- [Directions]:
Transcribe the listing word for word.

- [Records supplied]:
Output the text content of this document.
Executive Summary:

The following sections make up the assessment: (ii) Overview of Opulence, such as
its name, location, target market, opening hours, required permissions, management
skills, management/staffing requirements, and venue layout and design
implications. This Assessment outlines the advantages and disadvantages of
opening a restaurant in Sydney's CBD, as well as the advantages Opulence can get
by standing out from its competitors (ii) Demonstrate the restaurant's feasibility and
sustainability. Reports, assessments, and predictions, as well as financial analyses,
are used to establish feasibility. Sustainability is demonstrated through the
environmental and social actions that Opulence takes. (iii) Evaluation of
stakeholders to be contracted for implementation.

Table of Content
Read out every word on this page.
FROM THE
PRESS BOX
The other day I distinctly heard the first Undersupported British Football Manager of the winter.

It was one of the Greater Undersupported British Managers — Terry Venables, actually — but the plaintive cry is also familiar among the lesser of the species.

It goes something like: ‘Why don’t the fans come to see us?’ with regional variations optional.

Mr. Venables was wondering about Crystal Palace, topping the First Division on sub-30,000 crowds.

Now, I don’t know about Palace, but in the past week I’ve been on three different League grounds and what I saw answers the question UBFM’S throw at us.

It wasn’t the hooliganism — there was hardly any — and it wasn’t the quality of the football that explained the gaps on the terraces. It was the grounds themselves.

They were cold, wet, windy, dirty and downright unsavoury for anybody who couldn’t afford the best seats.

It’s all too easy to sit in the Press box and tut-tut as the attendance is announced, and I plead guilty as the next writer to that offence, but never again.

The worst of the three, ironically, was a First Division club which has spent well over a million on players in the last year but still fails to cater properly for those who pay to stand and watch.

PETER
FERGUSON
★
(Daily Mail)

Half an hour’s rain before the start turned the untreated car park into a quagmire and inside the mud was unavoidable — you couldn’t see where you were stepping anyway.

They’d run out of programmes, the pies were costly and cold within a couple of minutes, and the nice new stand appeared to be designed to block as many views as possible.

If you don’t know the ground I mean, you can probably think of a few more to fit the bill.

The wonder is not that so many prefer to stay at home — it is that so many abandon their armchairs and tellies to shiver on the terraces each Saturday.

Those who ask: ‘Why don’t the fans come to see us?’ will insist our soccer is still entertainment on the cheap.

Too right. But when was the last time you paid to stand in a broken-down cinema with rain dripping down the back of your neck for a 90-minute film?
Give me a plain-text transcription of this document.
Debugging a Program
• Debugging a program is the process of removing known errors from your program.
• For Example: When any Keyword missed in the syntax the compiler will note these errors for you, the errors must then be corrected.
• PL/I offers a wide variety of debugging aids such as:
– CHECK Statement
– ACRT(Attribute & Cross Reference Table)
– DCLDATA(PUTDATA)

- [Answer for this exercise]:
Output the text content of this document.
Executive Summary:

The following sections make up the assessment: (ii) Overview of Opulence, such as
its name, location, target market, opening hours, required permissions, management
skills, management/staffing requirements, and venue layout and design
implications. This Assessment outlines the advantages and disadvantages of
opening a restaurant in Sydney's CBD, as well as the advantages Opulence can get
by standing out from its competitors (ii) Demonstrate the restaurant's feasibility and
sustainability. Reports, assessments, and predictions, as well as financial analyses,
are used to establish feasibility. Sustainability is demonstrated through the
environmental and social actions that Opulence takes. (iii) Evaluation of
stakeholders to be contracted for implementation.

Table of Content
Read out every word on this page.
FROM THE
PRESS BOX
The other day I distinctly heard the first Undersupported British Football Manager of the winter.

It was one of the Greater Undersupported British Managers — Terry Venables, actually — but the plaintive cry is also familiar among the lesser of the species.

It goes something like: ‘Why don’t the fans come to see us?’ with regional variations optional.

Mr. Venables was wondering about Crystal Palace, topping the First Division on sub-30,000 crowds.

Now, I don’t know about Palace, but in the past week I’ve been on three different League grounds and what I saw answers the question UBFM’S throw at us.

It wasn’t the hooliganism — there was hardly any — and it wasn’t the quality of the football that explained the gaps on the terraces. It was the grounds themselves.

They were cold, wet, windy, dirty and downright unsavoury for anybody who couldn’t afford the best seats.

It’s all too easy to sit in the Press box and tut-tut as the attendance is announced, and I plead guilty as the next writer to that offence, but never again.

The worst of the three, ironically, was a First Division club which has spent well over a million on players in the last year but still fails to cater properly for those who pay to stand and watch.

PETER
FERGUSON
★
(Daily Mail)

Half an hour’s rain before the start turned the untreated car park into a quagmire and inside the mud was unavoidable — you couldn’t see where you were stepping anyway.

They’d run out of programmes, the pies were costly and cold within a couple of minutes, and the nice new stand appeared to be designed to block as many views as possible.

If you don’t know the ground I mean, you can probably think of a few more to fit the bill.

The wonder is not that so many prefer to stay at home — it is that so many abandon their armchairs and tellies to shiver on the terraces each Saturday.

Those who ask: ‘Why don’t the fans come to see us?’ will insist our soccer is still entertainment on the cheap.

Too right. But when was the last time you paid to stand in a broken-down cinema with rain dripping down the back of your neck for a 90-minute film?
Give me a plain-text transcription of this document.
Debugging a Program
• Debugging a program is the process of removing known errors from your program.
• For Example: When any Keyword missed in the syntax the compiler will note these errors for you, the errors must then be corrected.
• PL/I offers a wide variety of debugging aids such as:
– CHECK Statement
– ACRT(Attribute & Cross Reference Table)
– DCLDATA(PUTDATA)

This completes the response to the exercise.